- WHAT THE TASK ASKS -
Omit the images. Copy each entry word for word.

- GIVEN DATA -
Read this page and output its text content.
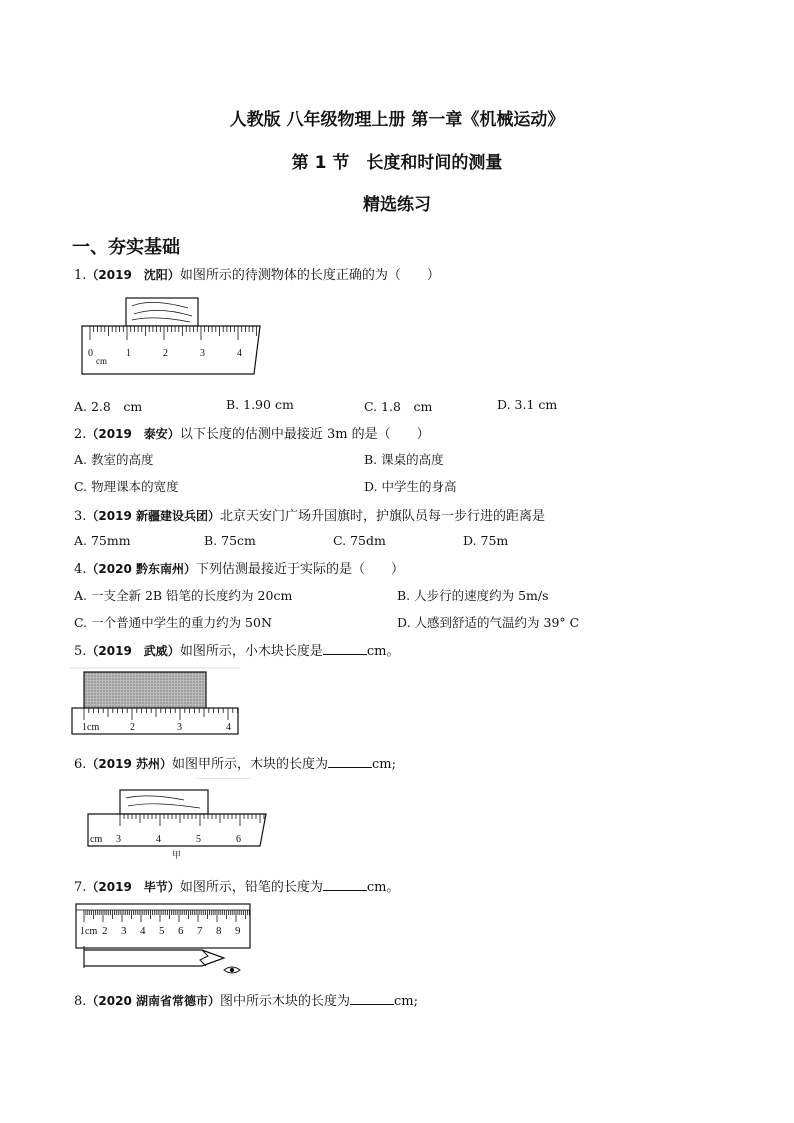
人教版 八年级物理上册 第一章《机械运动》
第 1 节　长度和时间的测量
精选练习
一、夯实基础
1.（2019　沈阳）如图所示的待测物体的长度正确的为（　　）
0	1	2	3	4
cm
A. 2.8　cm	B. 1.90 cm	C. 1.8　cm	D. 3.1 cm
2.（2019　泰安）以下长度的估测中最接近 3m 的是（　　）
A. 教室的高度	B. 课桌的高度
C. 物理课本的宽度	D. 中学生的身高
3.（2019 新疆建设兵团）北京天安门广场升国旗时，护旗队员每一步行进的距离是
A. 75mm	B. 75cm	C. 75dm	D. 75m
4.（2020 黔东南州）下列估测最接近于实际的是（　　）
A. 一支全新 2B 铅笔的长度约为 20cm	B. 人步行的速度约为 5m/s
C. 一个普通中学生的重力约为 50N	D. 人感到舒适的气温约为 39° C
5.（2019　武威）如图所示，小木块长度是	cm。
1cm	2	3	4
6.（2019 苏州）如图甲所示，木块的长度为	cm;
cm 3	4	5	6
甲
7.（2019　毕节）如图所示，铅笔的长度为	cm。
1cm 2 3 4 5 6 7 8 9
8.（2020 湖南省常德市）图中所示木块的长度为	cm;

- THE REPLY -
Read this page and output its text content.
人教版 八年级物理上册 第一章《机械运动》
第 1 节　长度和时间的测量
精选练习
一、夯实基础
1.（2019　沈阳）如图所示的待测物体的长度正确的为（　　）
0	1	2	3	4
cm
A. 2.8　cm	B. 1.90 cm	C. 1.8　cm	D. 3.1 cm
2.（2019　泰安）以下长度的估测中最接近 3m 的是（　　）
A. 教室的高度	B. 课桌的高度
C. 物理课本的宽度	D. 中学生的身高
3.（2019 新疆建设兵团）北京天安门广场升国旗时，护旗队员每一步行进的距离是
A. 75mm	B. 75cm	C. 75dm	D. 75m
4.（2020 黔东南州）下列估测最接近于实际的是（　　）
A. 一支全新 2B 铅笔的长度约为 20cm	B. 人步行的速度约为 5m/s
C. 一个普通中学生的重力约为 50N	D. 人感到舒适的气温约为 39° C
5.（2019　武威）如图所示，小木块长度是	cm。
1cm	2	3	4
6.（2019 苏州）如图甲所示，木块的长度为	cm;
cm 3	4	5	6
甲
7.（2019　毕节）如图所示，铅笔的长度为	cm。
1cm 2 3 4 5 6 7 8 9
8.（2020 湖南省常德市）图中所示木块的长度为	cm;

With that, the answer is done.